*REQUIREMENT*
Every line of the listing must be reproduced as it stands. Leave the images behind.

*DATA SHOWN*
╔══
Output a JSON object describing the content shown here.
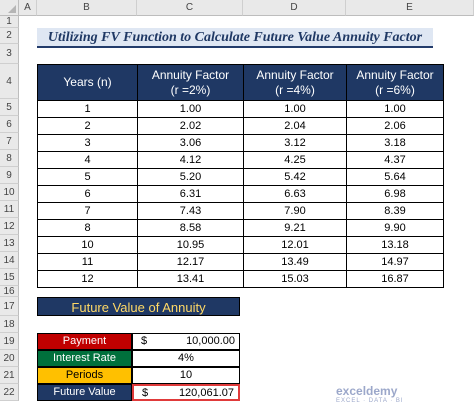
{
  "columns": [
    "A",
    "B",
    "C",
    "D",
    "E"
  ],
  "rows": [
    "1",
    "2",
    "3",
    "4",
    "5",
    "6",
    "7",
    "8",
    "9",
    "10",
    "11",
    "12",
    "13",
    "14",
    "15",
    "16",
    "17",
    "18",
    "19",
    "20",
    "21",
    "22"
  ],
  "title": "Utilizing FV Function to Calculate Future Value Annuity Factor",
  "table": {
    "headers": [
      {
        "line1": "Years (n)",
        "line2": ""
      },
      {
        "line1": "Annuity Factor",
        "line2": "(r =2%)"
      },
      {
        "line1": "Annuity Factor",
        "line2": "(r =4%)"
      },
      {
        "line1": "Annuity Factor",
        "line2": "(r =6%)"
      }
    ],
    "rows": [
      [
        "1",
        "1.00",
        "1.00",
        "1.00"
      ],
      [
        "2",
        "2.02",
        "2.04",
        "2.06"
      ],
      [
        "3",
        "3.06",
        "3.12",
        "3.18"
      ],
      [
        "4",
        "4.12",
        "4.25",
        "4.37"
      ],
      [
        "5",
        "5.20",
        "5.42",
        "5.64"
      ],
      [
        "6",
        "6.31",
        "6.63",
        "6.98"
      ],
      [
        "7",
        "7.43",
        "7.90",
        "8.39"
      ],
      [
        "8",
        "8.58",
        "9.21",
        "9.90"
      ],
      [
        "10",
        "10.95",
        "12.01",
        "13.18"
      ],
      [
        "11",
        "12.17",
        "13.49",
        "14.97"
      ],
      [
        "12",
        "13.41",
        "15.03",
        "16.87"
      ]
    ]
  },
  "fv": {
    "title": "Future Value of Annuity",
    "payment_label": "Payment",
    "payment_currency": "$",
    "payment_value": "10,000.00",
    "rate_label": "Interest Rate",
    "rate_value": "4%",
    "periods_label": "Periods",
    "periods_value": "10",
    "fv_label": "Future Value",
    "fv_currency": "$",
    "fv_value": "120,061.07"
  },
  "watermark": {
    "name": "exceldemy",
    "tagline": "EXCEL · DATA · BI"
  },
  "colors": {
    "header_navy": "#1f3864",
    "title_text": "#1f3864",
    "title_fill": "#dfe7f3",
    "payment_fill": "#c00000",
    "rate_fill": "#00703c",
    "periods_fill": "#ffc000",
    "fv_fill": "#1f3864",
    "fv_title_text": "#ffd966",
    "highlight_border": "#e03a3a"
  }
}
╚══
*OUTPUT BELOW*
Output a JSON object describing the content shown here.
{
  "columns": [
    "A",
    "B",
    "C",
    "D",
    "E"
  ],
  "rows": [
    "1",
    "2",
    "3",
    "4",
    "5",
    "6",
    "7",
    "8",
    "9",
    "10",
    "11",
    "12",
    "13",
    "14",
    "15",
    "16",
    "17",
    "18",
    "19",
    "20",
    "21",
    "22"
  ],
  "title": "Utilizing FV Function to Calculate Future Value Annuity Factor",
  "table": {
    "headers": [
      {
        "line1": "Years (n)",
        "line2": ""
      },
      {
        "line1": "Annuity Factor",
        "line2": "(r =2%)"
      },
      {
        "line1": "Annuity Factor",
        "line2": "(r =4%)"
      },
      {
        "line1": "Annuity Factor",
        "line2": "(r =6%)"
      }
    ],
    "rows": [
      [
        "1",
        "1.00",
        "1.00",
        "1.00"
      ],
      [
        "2",
        "2.02",
        "2.04",
        "2.06"
      ],
      [
        "3",
        "3.06",
        "3.12",
        "3.18"
      ],
      [
        "4",
        "4.12",
        "4.25",
        "4.37"
      ],
      [
        "5",
        "5.20",
        "5.42",
        "5.64"
      ],
      [
        "6",
        "6.31",
        "6.63",
        "6.98"
      ],
      [
        "7",
        "7.43",
        "7.90",
        "8.39"
      ],
      [
        "8",
        "8.58",
        "9.21",
        "9.90"
      ],
      [
        "10",
        "10.95",
        "12.01",
        "13.18"
      ],
      [
        "11",
        "12.17",
        "13.49",
        "14.97"
      ],
      [
        "12",
        "13.41",
        "15.03",
        "16.87"
      ]
    ]
  },
  "fv": {
    "title": "Future Value of Annuity",
    "payment_label": "Payment",
    "payment_currency": "$",
    "payment_value": "10,000.00",
    "rate_label": "Interest Rate",
    "rate_value": "4%",
    "periods_label": "Periods",
    "periods_value": "10",
    "fv_label": "Future Value",
    "fv_currency": "$",
    "fv_value": "120,061.07"
  },
  "watermark": {
    "name": "exceldemy",
    "tagline": "EXCEL · DATA · BI"
  },
  "colors": {
    "header_navy": "#1f3864",
    "title_text": "#1f3864",
    "title_fill": "#dfe7f3",
    "payment_fill": "#c00000",
    "rate_fill": "#00703c",
    "periods_fill": "#ffc000",
    "fv_fill": "#1f3864",
    "fv_title_text": "#ffd966",
    "highlight_border": "#e03a3a"
  }
}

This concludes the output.